(Data records)
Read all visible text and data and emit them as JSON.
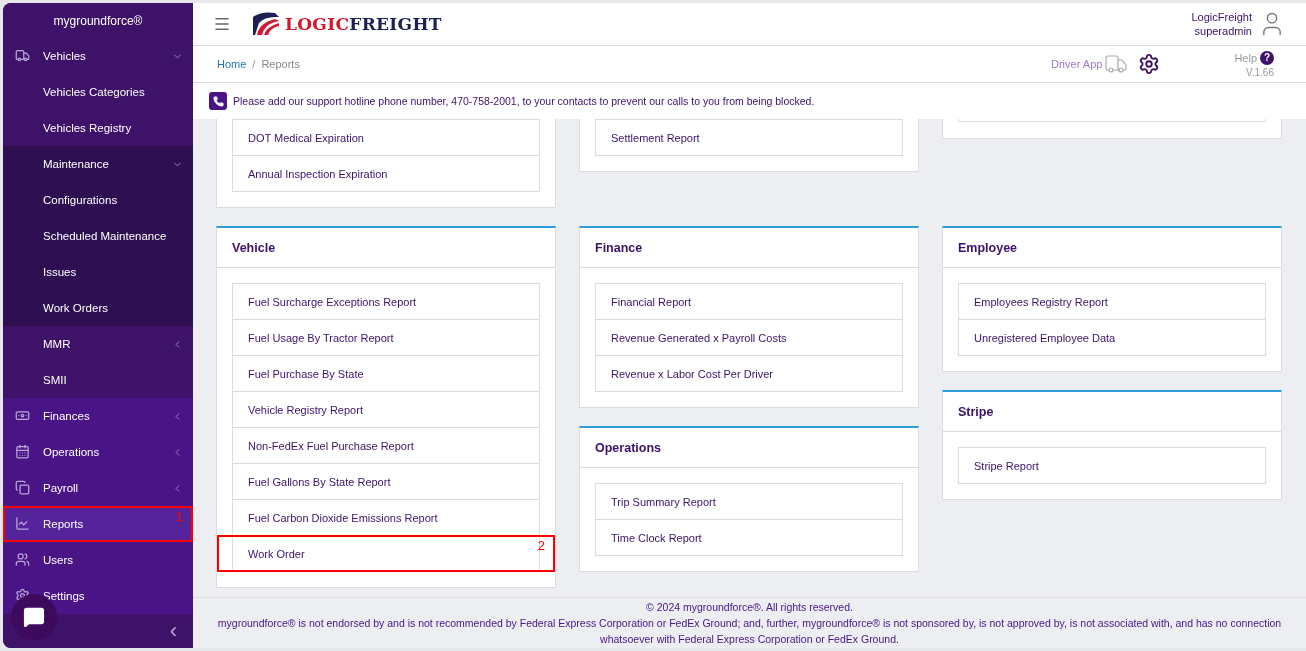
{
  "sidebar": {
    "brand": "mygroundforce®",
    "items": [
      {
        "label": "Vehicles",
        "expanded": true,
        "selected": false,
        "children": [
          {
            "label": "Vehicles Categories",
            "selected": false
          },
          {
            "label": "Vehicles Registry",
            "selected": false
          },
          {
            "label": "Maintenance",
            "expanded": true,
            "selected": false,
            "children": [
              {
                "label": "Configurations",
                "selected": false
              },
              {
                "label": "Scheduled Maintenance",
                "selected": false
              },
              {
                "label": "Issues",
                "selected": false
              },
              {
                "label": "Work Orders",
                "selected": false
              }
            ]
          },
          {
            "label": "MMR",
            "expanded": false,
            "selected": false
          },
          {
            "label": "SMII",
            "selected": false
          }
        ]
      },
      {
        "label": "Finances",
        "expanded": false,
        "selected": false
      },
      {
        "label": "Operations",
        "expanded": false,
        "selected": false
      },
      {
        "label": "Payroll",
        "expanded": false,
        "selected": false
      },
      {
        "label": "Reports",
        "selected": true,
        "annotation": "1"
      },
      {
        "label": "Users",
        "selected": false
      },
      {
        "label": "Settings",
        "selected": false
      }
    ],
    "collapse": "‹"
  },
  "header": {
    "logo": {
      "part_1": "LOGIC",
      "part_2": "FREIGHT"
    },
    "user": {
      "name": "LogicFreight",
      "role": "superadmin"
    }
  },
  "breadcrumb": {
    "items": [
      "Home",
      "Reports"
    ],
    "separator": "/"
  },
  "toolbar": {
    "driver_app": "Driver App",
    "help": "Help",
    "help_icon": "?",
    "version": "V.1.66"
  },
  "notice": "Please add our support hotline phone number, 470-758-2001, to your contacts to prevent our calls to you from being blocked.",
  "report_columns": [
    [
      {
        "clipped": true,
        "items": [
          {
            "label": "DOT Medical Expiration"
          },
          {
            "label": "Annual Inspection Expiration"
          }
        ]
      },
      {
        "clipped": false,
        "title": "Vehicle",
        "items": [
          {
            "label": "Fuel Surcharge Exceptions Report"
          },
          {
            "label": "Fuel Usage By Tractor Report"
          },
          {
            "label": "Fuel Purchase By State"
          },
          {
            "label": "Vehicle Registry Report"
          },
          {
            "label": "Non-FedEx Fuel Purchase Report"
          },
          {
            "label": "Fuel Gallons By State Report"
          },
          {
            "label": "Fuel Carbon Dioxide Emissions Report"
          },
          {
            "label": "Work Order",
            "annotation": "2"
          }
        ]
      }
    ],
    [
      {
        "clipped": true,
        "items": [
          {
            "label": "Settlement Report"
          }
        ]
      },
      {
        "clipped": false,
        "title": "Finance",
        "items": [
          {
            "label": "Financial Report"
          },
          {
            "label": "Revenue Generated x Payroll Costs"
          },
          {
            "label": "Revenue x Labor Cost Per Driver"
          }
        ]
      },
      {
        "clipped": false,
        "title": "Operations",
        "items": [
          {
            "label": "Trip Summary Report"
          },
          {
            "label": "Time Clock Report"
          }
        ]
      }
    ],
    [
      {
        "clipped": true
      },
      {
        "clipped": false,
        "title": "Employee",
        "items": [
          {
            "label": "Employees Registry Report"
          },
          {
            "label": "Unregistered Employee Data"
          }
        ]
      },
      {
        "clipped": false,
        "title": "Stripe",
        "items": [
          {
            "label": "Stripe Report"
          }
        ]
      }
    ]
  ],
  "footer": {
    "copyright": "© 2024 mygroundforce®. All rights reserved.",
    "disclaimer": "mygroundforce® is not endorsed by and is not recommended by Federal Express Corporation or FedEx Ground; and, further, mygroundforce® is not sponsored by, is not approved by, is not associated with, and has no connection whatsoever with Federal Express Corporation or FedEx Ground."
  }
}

# Stated goal:
Transcribe each entry above exactly, apart from the pictures.

# Reply to the exercise:
Read all visible text and data and emit them as JSON.
{
  "sidebar": {
    "brand": "mygroundforce®",
    "items": [
      {
        "label": "Vehicles",
        "expanded": true,
        "selected": false,
        "children": [
          {
            "label": "Vehicles Categories",
            "selected": false
          },
          {
            "label": "Vehicles Registry",
            "selected": false
          },
          {
            "label": "Maintenance",
            "expanded": true,
            "selected": false,
            "children": [
              {
                "label": "Configurations",
                "selected": false
              },
              {
                "label": "Scheduled Maintenance",
                "selected": false
              },
              {
                "label": "Issues",
                "selected": false
              },
              {
                "label": "Work Orders",
                "selected": false
              }
            ]
          },
          {
            "label": "MMR",
            "expanded": false,
            "selected": false
          },
          {
            "label": "SMII",
            "selected": false
          }
        ]
      },
      {
        "label": "Finances",
        "expanded": false,
        "selected": false
      },
      {
        "label": "Operations",
        "expanded": false,
        "selected": false
      },
      {
        "label": "Payroll",
        "expanded": false,
        "selected": false
      },
      {
        "label": "Reports",
        "selected": true,
        "annotation": "1"
      },
      {
        "label": "Users",
        "selected": false
      },
      {
        "label": "Settings",
        "selected": false
      }
    ],
    "collapse": "‹"
  },
  "header": {
    "logo": {
      "part_1": "LOGIC",
      "part_2": "FREIGHT"
    },
    "user": {
      "name": "LogicFreight",
      "role": "superadmin"
    }
  },
  "breadcrumb": {
    "items": [
      "Home",
      "Reports"
    ],
    "separator": "/"
  },
  "toolbar": {
    "driver_app": "Driver App",
    "help": "Help",
    "help_icon": "?",
    "version": "V.1.66"
  },
  "notice": "Please add our support hotline phone number, 470-758-2001, to your contacts to prevent our calls to you from being blocked.",
  "report_columns": [
    [
      {
        "clipped": true,
        "items": [
          {
            "label": "DOT Medical Expiration"
          },
          {
            "label": "Annual Inspection Expiration"
          }
        ]
      },
      {
        "clipped": false,
        "title": "Vehicle",
        "items": [
          {
            "label": "Fuel Surcharge Exceptions Report"
          },
          {
            "label": "Fuel Usage By Tractor Report"
          },
          {
            "label": "Fuel Purchase By State"
          },
          {
            "label": "Vehicle Registry Report"
          },
          {
            "label": "Non-FedEx Fuel Purchase Report"
          },
          {
            "label": "Fuel Gallons By State Report"
          },
          {
            "label": "Fuel Carbon Dioxide Emissions Report"
          },
          {
            "label": "Work Order",
            "annotation": "2"
          }
        ]
      }
    ],
    [
      {
        "clipped": true,
        "items": [
          {
            "label": "Settlement Report"
          }
        ]
      },
      {
        "clipped": false,
        "title": "Finance",
        "items": [
          {
            "label": "Financial Report"
          },
          {
            "label": "Revenue Generated x Payroll Costs"
          },
          {
            "label": "Revenue x Labor Cost Per Driver"
          }
        ]
      },
      {
        "clipped": false,
        "title": "Operations",
        "items": [
          {
            "label": "Trip Summary Report"
          },
          {
            "label": "Time Clock Report"
          }
        ]
      }
    ],
    [
      {
        "clipped": true
      },
      {
        "clipped": false,
        "title": "Employee",
        "items": [
          {
            "label": "Employees Registry Report"
          },
          {
            "label": "Unregistered Employee Data"
          }
        ]
      },
      {
        "clipped": false,
        "title": "Stripe",
        "items": [
          {
            "label": "Stripe Report"
          }
        ]
      }
    ]
  ],
  "footer": {
    "copyright": "© 2024 mygroundforce®. All rights reserved.",
    "disclaimer": "mygroundforce® is not endorsed by and is not recommended by Federal Express Corporation or FedEx Ground; and, further, mygroundforce® is not sponsored by, is not approved by, is not associated with, and has no connection whatsoever with Federal Express Corporation or FedEx Ground."
  }
}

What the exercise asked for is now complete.